§ **Job**:
Find the word "青山不老" in the data. Return every line where it appears.

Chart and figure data

** start **

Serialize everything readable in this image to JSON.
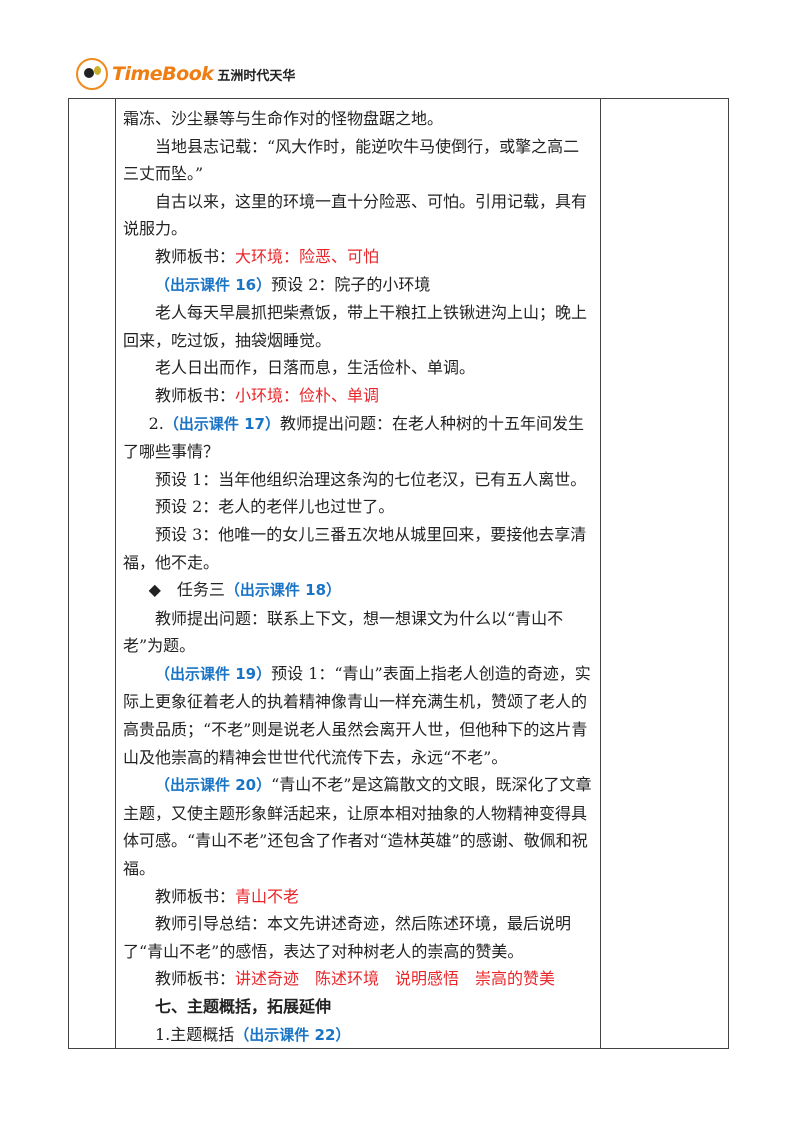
{
  "header": {
    "logo_en": "TimeBook",
    "logo_cn": "五洲时代天华"
  },
  "colors": {
    "red": "#e8262a",
    "blue": "#1a74c6"
  },
  "paragraphs": [
    {
      "indent": "none",
      "segs": [
        {
          "t": "霜冻、沙尘暴等与生命作对的怪物盘踞之地。"
        }
      ]
    },
    {
      "segs": [
        {
          "t": "当地县志记载：“风大作时，能逆吹牛马使倒行，或擎之高二三丈而坠。”"
        }
      ]
    },
    {
      "segs": [
        {
          "t": "自古以来，这里的环境一直十分险恶、可怕。引用记载，具有说服力。"
        }
      ]
    },
    {
      "segs": [
        {
          "t": "教师板书："
        },
        {
          "t": "大环境：险恶、可怕",
          "s": "red"
        }
      ]
    },
    {
      "segs": [
        {
          "t": "（出示课件 16）",
          "s": "blue"
        },
        {
          "t": "预设 2：院子的小环境"
        }
      ]
    },
    {
      "segs": [
        {
          "t": "老人每天早晨抓把柴煮饭，带上干粮扛上铁锹进沟上山；晚上回来，吃过饭，抽袋烟睡觉。"
        }
      ]
    },
    {
      "segs": [
        {
          "t": "老人日出而作，日落而息，生活俭朴、单调。"
        }
      ]
    },
    {
      "segs": [
        {
          "t": "教师板书："
        },
        {
          "t": "小环境：俭朴、单调",
          "s": "red"
        }
      ]
    },
    {
      "indent": "half",
      "segs": [
        {
          "t": "2."
        },
        {
          "t": "（出示课件 17）",
          "s": "blue"
        },
        {
          "t": "教师提出问题：在老人种树的十五年间发生了哪些事情？"
        }
      ]
    },
    {
      "segs": [
        {
          "t": "预设 1：当年他组织治理这条沟的七位老汉，已有五人离世。"
        }
      ]
    },
    {
      "segs": [
        {
          "t": "预设 2：老人的老伴儿也过世了。"
        }
      ]
    },
    {
      "segs": [
        {
          "t": "预设 3：他唯一的女儿三番五次地从城里回来，要接他去享清福，他不走。"
        }
      ]
    },
    {
      "indent": "half",
      "segs": [
        {
          "t": "◆　任务三"
        },
        {
          "t": "（出示课件 18）",
          "s": "blue"
        }
      ]
    },
    {
      "segs": [
        {
          "t": "教师提出问题：联系上下文，想一想课文为什么以“青山不老”为题。"
        }
      ]
    },
    {
      "segs": [
        {
          "t": "（出示课件 19）",
          "s": "blue"
        },
        {
          "t": "预设 1：“青山”表面上指老人创造的奇迹，实际上更象征着老人的执着精神像青山一样充满生机，赞颂了老人的高贵品质；“不老”则是说老人虽然会离开人世，但他种下的这片青山及他崇高的精神会世世代代流传下去，永远“不老”。"
        }
      ]
    },
    {
      "segs": [
        {
          "t": "（出示课件 20）",
          "s": "blue"
        },
        {
          "t": "“青山不老”是这篇散文的文眼，既深化了文章主题，又使主题形象鲜活起来，让原本相对抽象的人物精神变得具体可感。“青山不老”还包含了作者对“造林英雄”的感谢、敬佩和祝福。"
        }
      ]
    },
    {
      "segs": [
        {
          "t": "教师板书："
        },
        {
          "t": "青山不老",
          "s": "red"
        }
      ]
    },
    {
      "segs": [
        {
          "t": "教师引导总结：本文先讲述奇迹，然后陈述环境，最后说明了“青山不老”的感悟，表达了对种树老人的崇高的赞美。"
        }
      ]
    },
    {
      "segs": [
        {
          "t": "教师板书："
        },
        {
          "t": "讲述奇迹　陈述环境　说明感悟　崇高的赞美",
          "s": "red"
        }
      ]
    },
    {
      "segs": [
        {
          "t": "七、主题概括，拓展延伸",
          "s": "bold"
        }
      ]
    },
    {
      "segs": [
        {
          "t": "1.主题概括"
        },
        {
          "t": "（出示课件 22）",
          "s": "blue"
        }
      ]
    }
  ]
}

** end **

§ **Answer in full**:
          "t": "教师提出问题：联系上下文，想一想课文为什么以“青山不老”为题。"
          "t": "“青山不老”是这篇散文的文眼，既深化了文章主题，又使主题形象鲜活起来，让原本相对抽象的人物精神变得具体可感。“青山不老”还包含了作者对“造林英雄”的感谢、敬佩和祝福。"
          "t": "青山不老",
          "t": "教师引导总结：本文先讲述奇迹，然后陈述环境，最后说明了“青山不老”的感悟，表达了对种树老人的崇高的赞美。"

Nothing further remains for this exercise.